SUPPLIED PASSAGE
=======

# I draw male characters partially clothed and female characters fully clothed. Opinions?



## Phoenixflaym_Eternity (Jun 28, 2020)

I draw cartoony anthros, and lately I've been drawing more male anthros in full clothing. This led me to wonder if I should draw all of them this way. Would it be distracting or confusing for some characters to wear full clothes and others not to? At the same time, I really like the look of partially-clothed males. It just feels right. Some of my characters I absolutely cannot picture wearing full clothing. No one has ever criticized or questioned the fact I (usually) don’t draw male anthro characters in full clothing. I don’t take issue with it, either.

I’ve been thinking about it from a logical perspective and it raises some questions of why the males wouldn’t wear full clothing. The pragmatic reasons are that I don’t enjoy designing male outfits as much, and I enjoy showing off the characters’ markings.

I can think of several instances where male anthro characters don’t wear full clothing and females do (Sly Cooper, Sonic the Hedgehog, Crash Bandicoot and Donkey Kong come to mind offhand.) Mickey Mouse doesn’t wear a shirt and Donald Duck doesn’t wear pants, but both Minnie Mouse and Daisy Duck wear full clothes. Likewise, Bugs Bunny is naked and Lola Bunny wears a shirt and pants.


----------



## Tendo64 (Jun 28, 2020)

I feel I should mention Animal Crossing's rules on clothes are totally inconsistent. We have most wearing only shirts, some wearing full clothing, and then we have the nudist K.K. Slider.

Anyway, draw whatever you want. It's your art, if it feels right to you, then do it.


----------



## Frank Gulotta (Jun 28, 2020)

Cartoon clothing obeys no particular rule that makes much sense, you should do what you like!

I mean, picture that for instance : Donald Duck wears no pants. Loses his shirt. Somehow covers his groin area in shame because he's… naked I guess…?


----------



## Jaredthefox92 (Jun 28, 2020)

I actually do the same, I mean characters like Grief are naked but that's because he's supposed to give off the Knuckles vibe, but most of my characters I love to give nice costumes to and soldiers always are in uniform.


----------



## Nyro46 (Jul 1, 2020)

Tbh this is one of my pet peeves, and feels like a very outdated design choice, and I think that if you’re gonna have characters that don’t wear full clothing that it shouldn’t matter on the gender. But you do you I suppose


----------



## Jaredthefox92 (Jul 1, 2020)

Nyro46 said:


> Tbh this is one of my pet peeves, and feels like a very outdated design choice, and I think that if you’re gonna have characters that don’t wear full clothing that it shouldn’t matter on the gender. But you do you I suppose



Except, there are a lot of characters who like being their gender. IRL there are ladies who like dresses and men who like looking manly.


----------



## KD142000 (Jul 1, 2020)

From my perspective (as a non-artist and someone who commissions art), it really is up to the artist.

I agree it doesn't make sense and I can't find any real reason for it happening. I suppose it may have to do with what the designers of those characters (Sly Cooper, Sonic, etc.) took their inspiration from. If I recall, the early Disney cartoons had Mickey in dungarees and a cap and nothing more. Whereas, Donald was in his sailor's uniform, but didn't have any pants.

Perhaps do what you're used to doing? It is your artwork and your choice in how to depict the characters you make.

=======

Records

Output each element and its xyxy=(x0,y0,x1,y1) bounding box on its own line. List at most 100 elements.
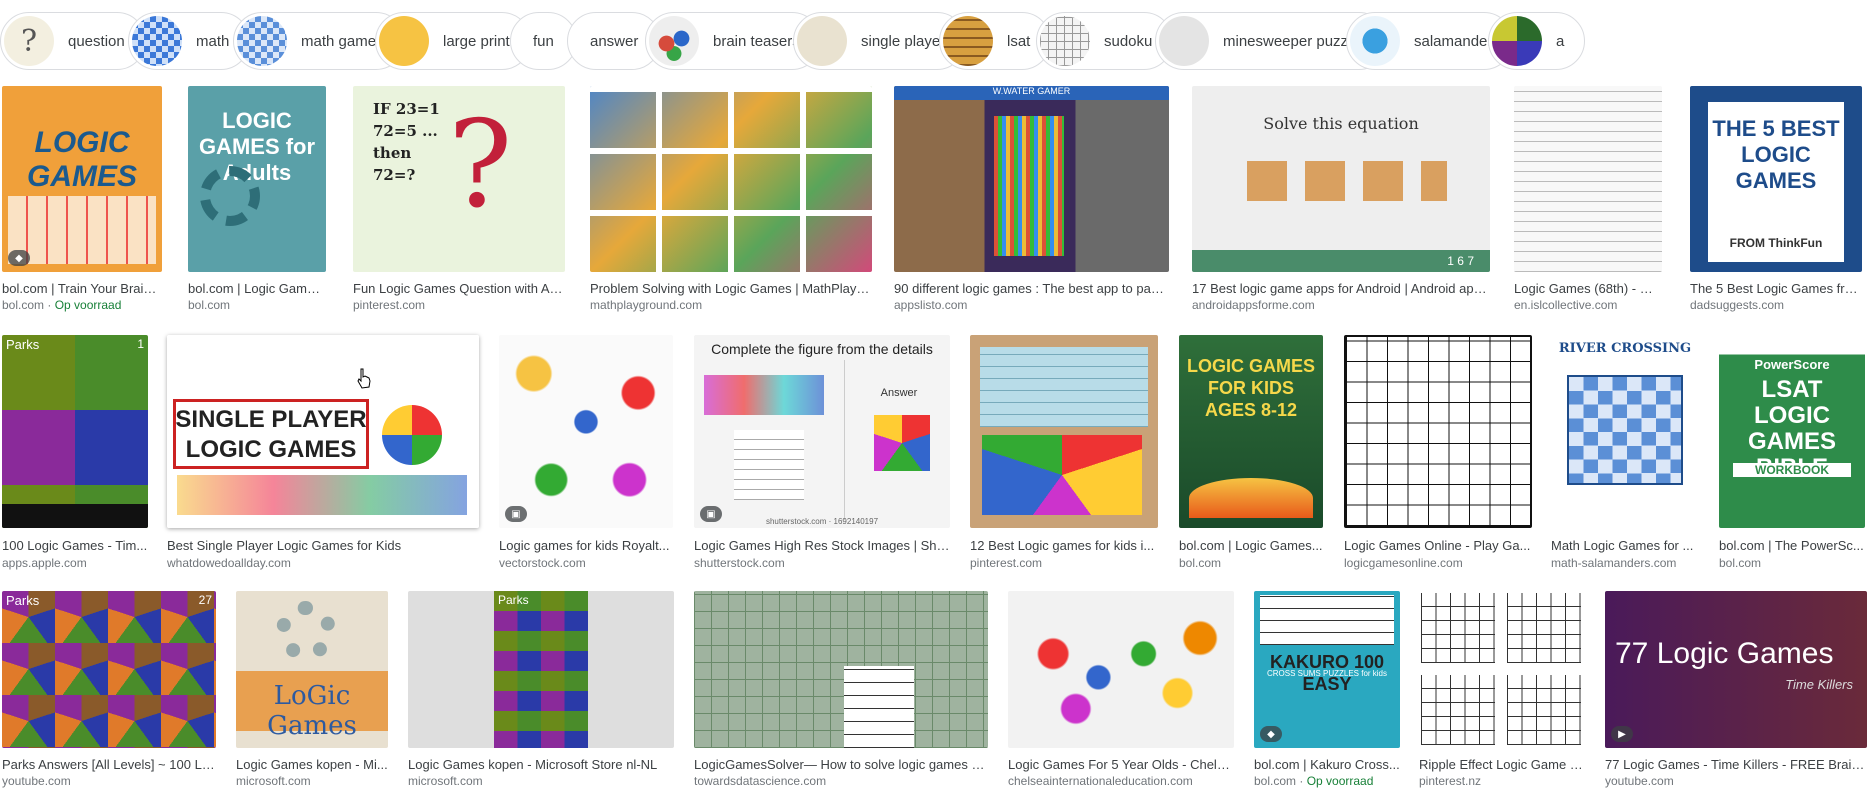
result-image[interactable]: SINGLE PLAYER LOGIC GAMES xyxy=(167,335,479,528)
result-card[interactable]: Ripple Effect Logic Game - ... pinterest… xyxy=(1419,591,1585,796)
result-source: math-salamanders.com xyxy=(1551,556,1677,570)
result-title[interactable]: 90 different logic games : The best app … xyxy=(894,281,1169,296)
book-thumb-icon xyxy=(797,16,847,66)
result-image[interactable]: IF 23=1 72=5 ... then 72=? ? xyxy=(353,86,565,272)
level-number: 1 xyxy=(137,337,144,351)
result-image[interactable] xyxy=(590,86,872,272)
result-title[interactable]: Logic games for kids Royalt... xyxy=(499,538,673,553)
question-thumb-icon: ? xyxy=(4,16,54,66)
result-title[interactable]: Logic Games kopen - Mi... xyxy=(236,757,388,772)
result-title[interactable]: LogicGamesSolver— How to solve logic gam… xyxy=(694,757,988,772)
result-card[interactable]: IF 23=1 72=5 ... then 72=? ? Fun Logic G… xyxy=(353,86,565,316)
stock-status: Op voorraad xyxy=(1306,774,1374,788)
result-title[interactable]: bol.com | Logic Games... xyxy=(1179,538,1323,553)
result-card[interactable]: Parks Logic Games kopen - Microsoft Stor… xyxy=(408,591,674,796)
result-title[interactable]: Ripple Effect Logic Game - ... xyxy=(1419,757,1585,772)
result-image[interactable]: LoGic Games xyxy=(236,591,388,748)
result-card[interactable]: Complete the figure from the details Ans… xyxy=(694,335,950,575)
result-title[interactable]: Parks Answers [All Levels] ~ 100 Lo... xyxy=(2,757,216,772)
hand-cursor-icon xyxy=(356,368,372,390)
result-title[interactable]: bol.com | Train Your Brain:... xyxy=(2,281,162,296)
result-card[interactable]: RIVER CROSSING Math Logic Games for ... … xyxy=(1551,335,1699,575)
chip-math[interactable]: math xyxy=(128,12,251,70)
result-card[interactable]: LogicGamesSolver— How to solve logic gam… xyxy=(694,591,988,796)
result-card[interactable]: W.WATER GAMER 90 different logic games :… xyxy=(894,86,1169,316)
result-card[interactable]: ▣ Logic games for kids Royalt... vectors… xyxy=(499,335,673,575)
result-image[interactable]: LOGIC GAMES FOR KIDS AGES 8-12 xyxy=(1179,335,1323,528)
result-source: towardsdatascience.com xyxy=(694,774,827,788)
result-source: bol.com xyxy=(188,298,231,312)
result-title[interactable]: Logic Games kopen - Microsoft Store nl-N… xyxy=(408,757,674,772)
result-title[interactable]: Logic Games (68th) - On t... xyxy=(1514,281,1662,296)
result-card[interactable]: 77 Logic Games Time Killers ▶ 77 Logic G… xyxy=(1605,591,1867,796)
result-title[interactable]: Fun Logic Games Question with An... xyxy=(353,281,565,296)
result-title[interactable]: bol.com | The PowerSc... xyxy=(1719,538,1865,553)
result-source: bol.com · Op voorraad xyxy=(2,298,122,312)
result-image[interactable] xyxy=(694,591,988,748)
result-source: apps.apple.com xyxy=(2,556,87,570)
result-card[interactable]: Logic Games (68th) - On t... en.islcolle… xyxy=(1514,86,1662,316)
result-card[interactable]: THE 5 BEST LOGIC GAMES FROM ThinkFun The… xyxy=(1690,86,1862,316)
result-title[interactable]: bol.com | Kakuro Cross... xyxy=(1254,757,1400,772)
result-card[interactable]: LoGic Games Logic Games kopen - Mi... mi… xyxy=(236,591,388,796)
result-image[interactable]: 77 Logic Games Time Killers ▶ xyxy=(1605,591,1867,748)
result-card[interactable]: Logic Games For 5 Year Olds - Chelse... … xyxy=(1008,591,1234,796)
result-image[interactable]: KAKURO 100 EASY CROSS SUMS PUZZLES for k… xyxy=(1254,591,1400,748)
result-image[interactable]: Parks 1 xyxy=(2,335,148,528)
chip-question[interactable]: ? question xyxy=(0,12,146,70)
result-title[interactable]: bol.com | Logic Games ... xyxy=(188,281,326,296)
image-caption: SINGLE PLAYER LOGIC GAMES xyxy=(175,406,367,463)
result-image[interactable]: ▣ xyxy=(499,335,673,528)
chip-label: a xyxy=(1556,32,1565,50)
result-image[interactable]: PowerScore LSAT LOGIC GAMES BIBLE WORKBO… xyxy=(1719,335,1865,528)
result-title[interactable]: 17 Best logic game apps for Android | An… xyxy=(1192,281,1490,296)
result-card[interactable]: Problem Solving with Logic Games | MathP… xyxy=(590,86,872,316)
result-card[interactable]: SINGLE PLAYER LOGIC GAMES Best Single Pl… xyxy=(167,335,479,575)
result-title[interactable]: Math Logic Games for ... xyxy=(1551,538,1699,553)
result-title[interactable]: The 5 Best Logic Games fro... xyxy=(1690,281,1862,296)
result-image[interactable]: Complete the figure from the details Ans… xyxy=(694,335,950,528)
image-caption: Complete the figure from the details xyxy=(711,341,933,357)
result-image[interactable] xyxy=(1419,591,1585,748)
image-caption: Parks xyxy=(6,593,40,608)
result-card[interactable]: KAKURO 100 EASY CROSS SUMS PUZZLES for k… xyxy=(1254,591,1400,796)
result-card[interactable]: LOGIC GAMES for Adults bol.com | Logic G… xyxy=(188,86,326,316)
result-card[interactable]: LOGIC GAMES FOR KIDS AGES 8-12 bol.com |… xyxy=(1179,335,1323,575)
result-image[interactable]: Parks 27 xyxy=(2,591,216,748)
chip-lsat[interactable]: lsat xyxy=(939,12,1052,70)
answer-label: Answer xyxy=(880,387,918,399)
result-card[interactable]: Parks 1 100 Logic Games - Tim... apps.ap… xyxy=(2,335,148,575)
result-title[interactable]: Logic Games Online - Play Ga... xyxy=(1344,538,1532,553)
result-image[interactable]: LOGIC GAMES for Adults xyxy=(188,86,326,272)
result-image[interactable]: Solve this equation 1 6 7 xyxy=(1192,86,1490,272)
result-image[interactable] xyxy=(1008,591,1234,748)
result-title[interactable]: 12 Best Logic games for kids i... xyxy=(970,538,1158,553)
result-image[interactable] xyxy=(1344,335,1532,528)
result-title[interactable]: Best Single Player Logic Games for Kids xyxy=(167,538,479,553)
result-card[interactable]: LOGIC GAMES ◆ bol.com | Train Your Brain… xyxy=(2,86,162,316)
result-card[interactable]: Solve this equation 1 6 7 17 Best logic … xyxy=(1192,86,1490,316)
chip-large-print[interactable]: large print xyxy=(375,12,531,70)
chip-a[interactable]: a xyxy=(1488,12,1586,70)
result-title[interactable]: Problem Solving with Logic Games | MathP… xyxy=(590,281,872,296)
result-image[interactable]: THE 5 BEST LOGIC GAMES FROM ThinkFun xyxy=(1690,86,1862,272)
result-title[interactable]: Logic Games High Res Stock Images | Shut… xyxy=(694,538,950,553)
result-source: youtube.com xyxy=(1605,774,1674,788)
result-source: shutterstock.com xyxy=(694,556,785,570)
result-source: pinterest.nz xyxy=(1419,774,1482,788)
result-title[interactable]: Logic Games For 5 Year Olds - Chelse... xyxy=(1008,757,1234,772)
result-title[interactable]: 77 Logic Games - Time Killers - FREE Bra… xyxy=(1605,757,1867,772)
result-source: appslisto.com xyxy=(894,298,968,312)
result-card[interactable]: PowerScore LSAT LOGIC GAMES BIBLE WORKBO… xyxy=(1719,335,1865,575)
result-image[interactable] xyxy=(970,335,1158,528)
result-card[interactable]: Logic Games Online - Play Ga... logicgam… xyxy=(1344,335,1532,575)
result-card[interactable]: Parks 27 Parks Answers [All Levels] ~ 10… xyxy=(2,591,216,796)
chip-sudoku[interactable]: sudoku xyxy=(1036,12,1174,70)
result-image[interactable]: RIVER CROSSING xyxy=(1551,335,1699,528)
result-image[interactable]: Parks xyxy=(408,591,674,748)
result-title[interactable]: 100 Logic Games - Tim... xyxy=(2,538,148,553)
result-card[interactable]: 12 Best Logic games for kids i... pinter… xyxy=(970,335,1158,575)
result-image[interactable] xyxy=(1514,86,1662,272)
result-image[interactable]: W.WATER GAMER xyxy=(894,86,1169,272)
result-image[interactable]: LOGIC GAMES ◆ xyxy=(2,86,162,272)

=======

YOUR TASKS
1. Transcribe the part of the forum thread on anthro clothing starting with "I draw cartoony" and going on through "the characters’ markings.".
2. In the forum thread on anthro clothing, what two pragmatic reasons does the opening post give for not drawing male characters in full clothing?
These items come from a separate source, apart from the forum thread on anthro clothing.

IN RESPONSE
1.
I draw cartoony anthros, and lately I've been drawing more male anthros in full clothing. This led me to wonder if I should draw all of them this way. Would it be distracting or confusing for some characters to wear full clothes and others not to? At the same time, I really like the look of partially-clothed males. It just feels right. Some of my characters I absolutely cannot picture wearing full clothing. No one has ever criticized or questioned the fact I (usually) don’t draw male anthro characters in full clothing. I don’t take issue with it, either.

I’ve been thinking about it from a logical perspective and it raises some questions of why the males wouldn’t wear full clothing. The pragmatic reasons are that I don’t enjoy designing male outfits as much, and I enjoy showing off the characters’ markings.

2. Not enjoying designing male outfits as much, and enjoying showing off the characters' markings.